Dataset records
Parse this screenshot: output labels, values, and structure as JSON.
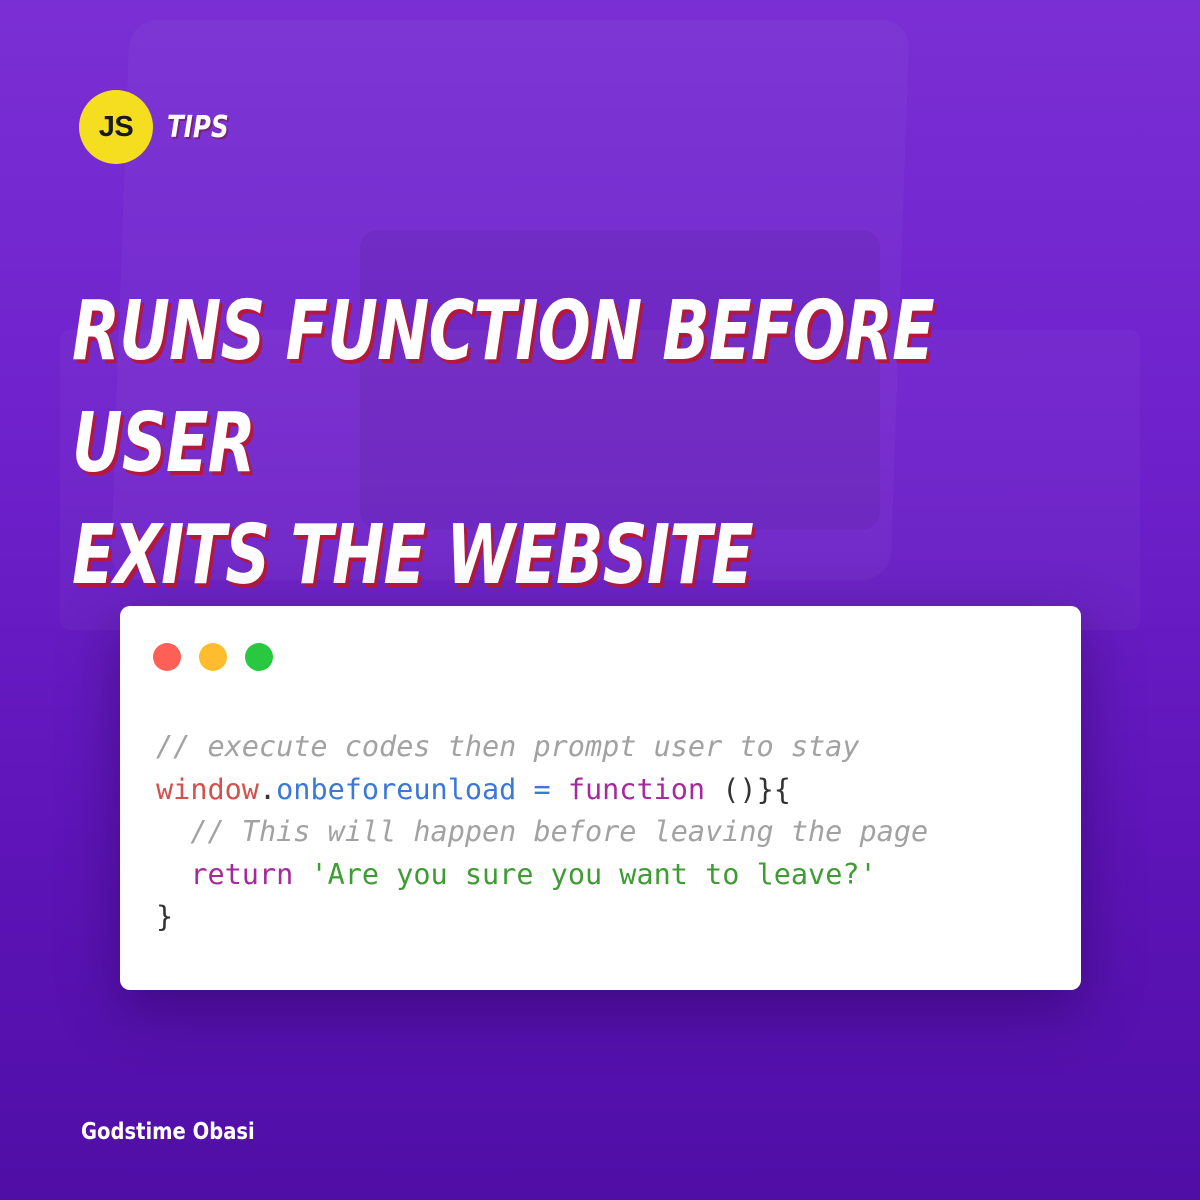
{
  "logo": {
    "badge_text": "JS",
    "label": "TIPS",
    "badge_color": "#f4de1f"
  },
  "headline": {
    "line1": "RUNS FUNCTION BEFORE USER",
    "line2": "EXITS THE WEBSITE"
  },
  "code_window": {
    "window_controls": [
      "close",
      "minimize",
      "maximize"
    ],
    "lines": [
      {
        "tokens": [
          {
            "text": "// execute codes then prompt user to stay",
            "kind": "comment"
          }
        ]
      },
      {
        "tokens": [
          {
            "text": "window",
            "kind": "var"
          },
          {
            "text": ".",
            "kind": "punct"
          },
          {
            "text": "onbeforeunload",
            "kind": "prop"
          },
          {
            "text": " = ",
            "kind": "prop"
          },
          {
            "text": "function",
            "kind": "kw"
          },
          {
            "text": " ()}{",
            "kind": "punct"
          }
        ]
      },
      {
        "tokens": [
          {
            "text": "  // This will happen before leaving the page",
            "kind": "comment"
          }
        ]
      },
      {
        "tokens": [
          {
            "text": "  ",
            "kind": "punct"
          },
          {
            "text": "return",
            "kind": "kw"
          },
          {
            "text": " ",
            "kind": "punct"
          },
          {
            "text": "'Are you sure you want to leave?'",
            "kind": "str"
          }
        ]
      },
      {
        "tokens": [
          {
            "text": "}",
            "kind": "punct"
          }
        ]
      }
    ]
  },
  "author": "Godstime Obasi",
  "colors": {
    "background_top": "#7a2fd4",
    "background_bottom": "#4f0ea6",
    "headline_shadow": "#b3183e",
    "dot_red": "#fe5f57",
    "dot_yellow": "#febc2e",
    "dot_green": "#28c840"
  }
}
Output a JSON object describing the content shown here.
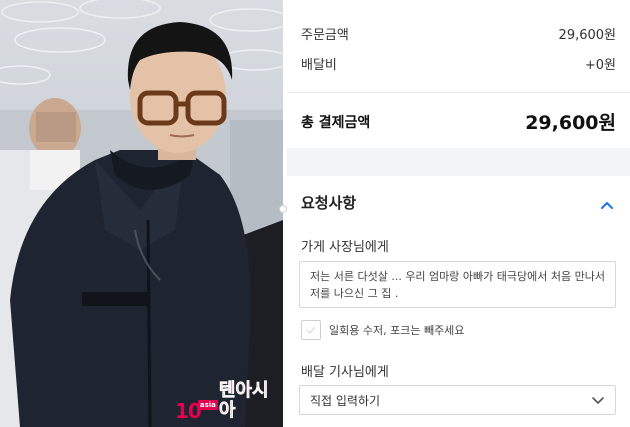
{
  "photo": {
    "alt": "photo-of-man-in-dark-puffer-jacket-with-glasses",
    "watermark": {
      "number": "10",
      "badge": "asia",
      "text": "텐아시아"
    },
    "colors": {
      "watermark": "#e4004f",
      "jacket": "#1e2430"
    }
  },
  "order": {
    "order_amount_label": "주문금액",
    "order_amount_value": "29,600원",
    "delivery_fee_label": "배달비",
    "delivery_fee_value": "+0원",
    "total_label": "총 결제금액",
    "total_value": "29,600원"
  },
  "requests": {
    "title": "요청사항",
    "owner_label": "가게 사장님에게",
    "owner_message": "저는 서른 다섯살 ... 우리 엄마랑 아빠가 태극당에서 처음 만나서 저를 나으신 그 집 .",
    "utensils_label": "일회용 수저, 포크는 빼주세요",
    "utensils_checked": false,
    "rider_label": "배달 기사님에게",
    "rider_select_value": "직접 입력하기"
  },
  "icons": {
    "collapse": "chevron-up-icon",
    "dropdown": "chevron-down-icon",
    "checkbox": "check-icon"
  },
  "colors": {
    "accent": "#1a73e8",
    "band": "#f3f4f6",
    "border": "#d6d6d6"
  }
}
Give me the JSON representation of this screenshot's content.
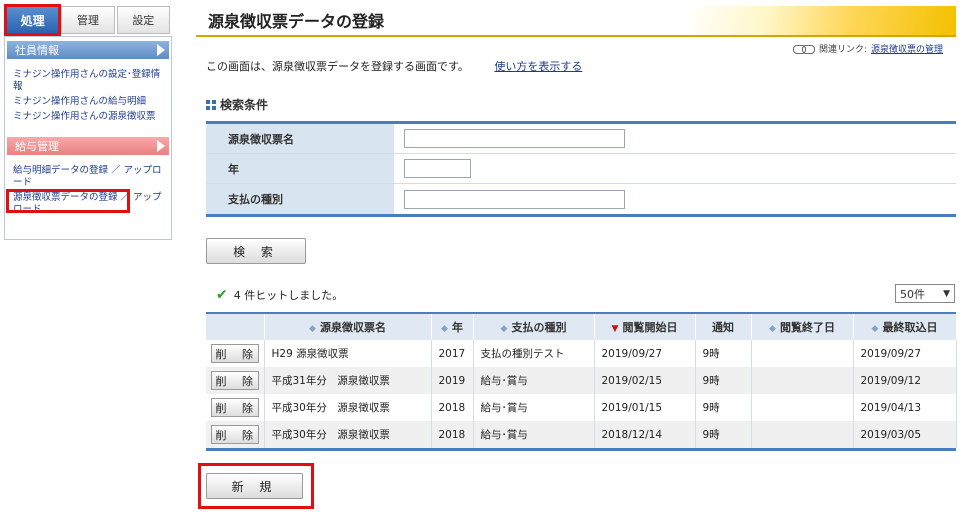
{
  "sidebar": {
    "tabs": [
      {
        "label": "処理",
        "active": true
      },
      {
        "label": "管理",
        "active": false
      },
      {
        "label": "設定",
        "active": false
      }
    ],
    "sections": [
      {
        "title": "社員情報",
        "links": [
          "ミナジン操作用さんの設定･登録情報",
          "ミナジン操作用さんの給与明細",
          "ミナジン操作用さんの源泉徴収票"
        ]
      },
      {
        "title": "給与管理",
        "links": [
          "給与明細データの登録 ／ アップロード",
          "源泉徴収票データの登録 ／ アップロード"
        ]
      }
    ]
  },
  "header": {
    "title": "源泉徴収票データの登録",
    "related_label": "関連リンク:",
    "related_link": "源泉徴収票の管理"
  },
  "intro": {
    "text": "この画面は、源泉徴収票データを登録する画面です。",
    "help_link": "使い方を表示する"
  },
  "search": {
    "section_title": "検索条件",
    "fields": [
      {
        "label": "源泉徴収票名",
        "value": ""
      },
      {
        "label": "年",
        "value": ""
      },
      {
        "label": "支払の種別",
        "value": ""
      }
    ],
    "button_label": "検 索"
  },
  "results": {
    "hits_text": "4 件ヒットしました。",
    "per_page": "50件",
    "columns": [
      "",
      "源泉徴収票名",
      "年",
      "支払の種別",
      "閲覧開始日",
      "通知",
      "閲覧終了日",
      "最終取込日"
    ],
    "delete_label": "削 除",
    "rows": [
      {
        "name": "H29 源泉徴収票",
        "year": "2017",
        "type": "支払の種別テスト",
        "start": "2019/09/27",
        "notify": "9時",
        "end": "",
        "last": "2019/09/27"
      },
      {
        "name": "平成31年分　源泉徴収票",
        "year": "2019",
        "type": "給与･賞与",
        "start": "2019/02/15",
        "notify": "9時",
        "end": "",
        "last": "2019/09/12"
      },
      {
        "name": "平成30年分　源泉徴収票",
        "year": "2018",
        "type": "給与･賞与",
        "start": "2019/01/15",
        "notify": "9時",
        "end": "",
        "last": "2019/04/13"
      },
      {
        "name": "平成30年分　源泉徴収票",
        "year": "2018",
        "type": "給与･賞与",
        "start": "2018/12/14",
        "notify": "9時",
        "end": "",
        "last": "2019/03/05"
      }
    ]
  },
  "actions": {
    "new_label": "新 規"
  },
  "colors": {
    "accent_blue": "#4a7cc0",
    "highlight_red": "#e01010",
    "header_gold": "#f3c000"
  }
}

**Problem:**
The listing above must be printed again exactly, minus its pictures.

**Written answer:**
Parse this screenshot: output labels, values, and structure as JSON.
{
  "logo": {
    "badge_text": "JS",
    "label": "TIPS",
    "badge_color": "#f4de1f"
  },
  "headline": {
    "line1": "RUNS FUNCTION BEFORE USER",
    "line2": "EXITS THE WEBSITE"
  },
  "code_window": {
    "window_controls": [
      "close",
      "minimize",
      "maximize"
    ],
    "lines": [
      {
        "tokens": [
          {
            "text": "// execute codes then prompt user to stay",
            "kind": "comment"
          }
        ]
      },
      {
        "tokens": [
          {
            "text": "window",
            "kind": "var"
          },
          {
            "text": ".",
            "kind": "punct"
          },
          {
            "text": "onbeforeunload",
            "kind": "prop"
          },
          {
            "text": " = ",
            "kind": "prop"
          },
          {
            "text": "function",
            "kind": "kw"
          },
          {
            "text": " ()}{",
            "kind": "punct"
          }
        ]
      },
      {
        "tokens": [
          {
            "text": "  // This will happen before leaving the page",
            "kind": "comment"
          }
        ]
      },
      {
        "tokens": [
          {
            "text": "  ",
            "kind": "punct"
          },
          {
            "text": "return",
            "kind": "kw"
          },
          {
            "text": " ",
            "kind": "punct"
          },
          {
            "text": "'Are you sure you want to leave?'",
            "kind": "str"
          }
        ]
      },
      {
        "tokens": [
          {
            "text": "}",
            "kind": "punct"
          }
        ]
      }
    ]
  },
  "author": "Godstime Obasi",
  "colors": {
    "background_top": "#7a2fd4",
    "background_bottom": "#4f0ea6",
    "headline_shadow": "#b3183e",
    "dot_red": "#fe5f57",
    "dot_yellow": "#febc2e",
    "dot_green": "#28c840"
  }
}
Output a JSON object describing the content shown here.
{
  "photo": {
    "alt": "photo-of-man-in-dark-puffer-jacket-with-glasses",
    "watermark": {
      "number": "10",
      "badge": "asia",
      "text": "텐아시아"
    },
    "colors": {
      "watermark": "#e4004f",
      "jacket": "#1e2430"
    }
  },
  "order": {
    "order_amount_label": "주문금액",
    "order_amount_value": "29,600원",
    "delivery_fee_label": "배달비",
    "delivery_fee_value": "+0원",
    "total_label": "총 결제금액",
    "total_value": "29,600원"
  },
  "requests": {
    "title": "요청사항",
    "owner_label": "가게 사장님에게",
    "owner_message": "저는 서른 다섯살 ... 우리 엄마랑 아빠가 태극당에서 처음 만나서 저를 나으신 그 집 .",
    "utensils_label": "일회용 수저, 포크는 빼주세요",
    "utensils_checked": false,
    "rider_label": "배달 기사님에게",
    "rider_select_value": "직접 입력하기"
  },
  "icons": {
    "collapse": "chevron-up-icon",
    "dropdown": "chevron-down-icon",
    "checkbox": "check-icon"
  },
  "colors": {
    "accent": "#1a73e8",
    "band": "#f3f4f6",
    "border": "#d6d6d6"
  }
}
Give me the JSON representation of this screenshot's content.
{
  "sidebar": {
    "tabs": [
      {
        "label": "処理",
        "active": true
      },
      {
        "label": "管理",
        "active": false
      },
      {
        "label": "設定",
        "active": false
      }
    ],
    "sections": [
      {
        "title": "社員情報",
        "links": [
          "ミナジン操作用さんの設定･登録情報",
          "ミナジン操作用さんの給与明細",
          "ミナジン操作用さんの源泉徴収票"
        ]
      },
      {
        "title": "給与管理",
        "links": [
          "給与明細データの登録 ／ アップロード",
          "源泉徴収票データの登録 ／ アップロード"
        ]
      }
    ]
  },
  "header": {
    "title": "源泉徴収票データの登録",
    "related_label": "関連リンク:",
    "related_link": "源泉徴収票の管理"
  },
  "intro": {
    "text": "この画面は、源泉徴収票データを登録する画面です。",
    "help_link": "使い方を表示する"
  },
  "search": {
    "section_title": "検索条件",
    "fields": [
      {
        "label": "源泉徴収票名",
        "value": ""
      },
      {
        "label": "年",
        "value": ""
      },
      {
        "label": "支払の種別",
        "value": ""
      }
    ],
    "button_label": "検 索"
  },
  "results": {
    "hits_text": "4 件ヒットしました。",
    "per_page": "50件",
    "columns": [
      "",
      "源泉徴収票名",
      "年",
      "支払の種別",
      "閲覧開始日",
      "通知",
      "閲覧終了日",
      "最終取込日"
    ],
    "delete_label": "削 除",
    "rows": [
      {
        "name": "H29 源泉徴収票",
        "year": "2017",
        "type": "支払の種別テスト",
        "start": "2019/09/27",
        "notify": "9時",
        "end": "",
        "last": "2019/09/27"
      },
      {
        "name": "平成31年分　源泉徴収票",
        "year": "2019",
        "type": "給与･賞与",
        "start": "2019/02/15",
        "notify": "9時",
        "end": "",
        "last": "2019/09/12"
      },
      {
        "name": "平成30年分　源泉徴収票",
        "year": "2018",
        "type": "給与･賞与",
        "start": "2019/01/15",
        "notify": "9時",
        "end": "",
        "last": "2019/04/13"
      },
      {
        "name": "平成30年分　源泉徴収票",
        "year": "2018",
        "type": "給与･賞与",
        "start": "2018/12/14",
        "notify": "9時",
        "end": "",
        "last": "2019/03/05"
      }
    ]
  },
  "actions": {
    "new_label": "新 規"
  },
  "colors": {
    "accent_blue": "#4a7cc0",
    "highlight_red": "#e01010",
    "header_gold": "#f3c000"
  }
}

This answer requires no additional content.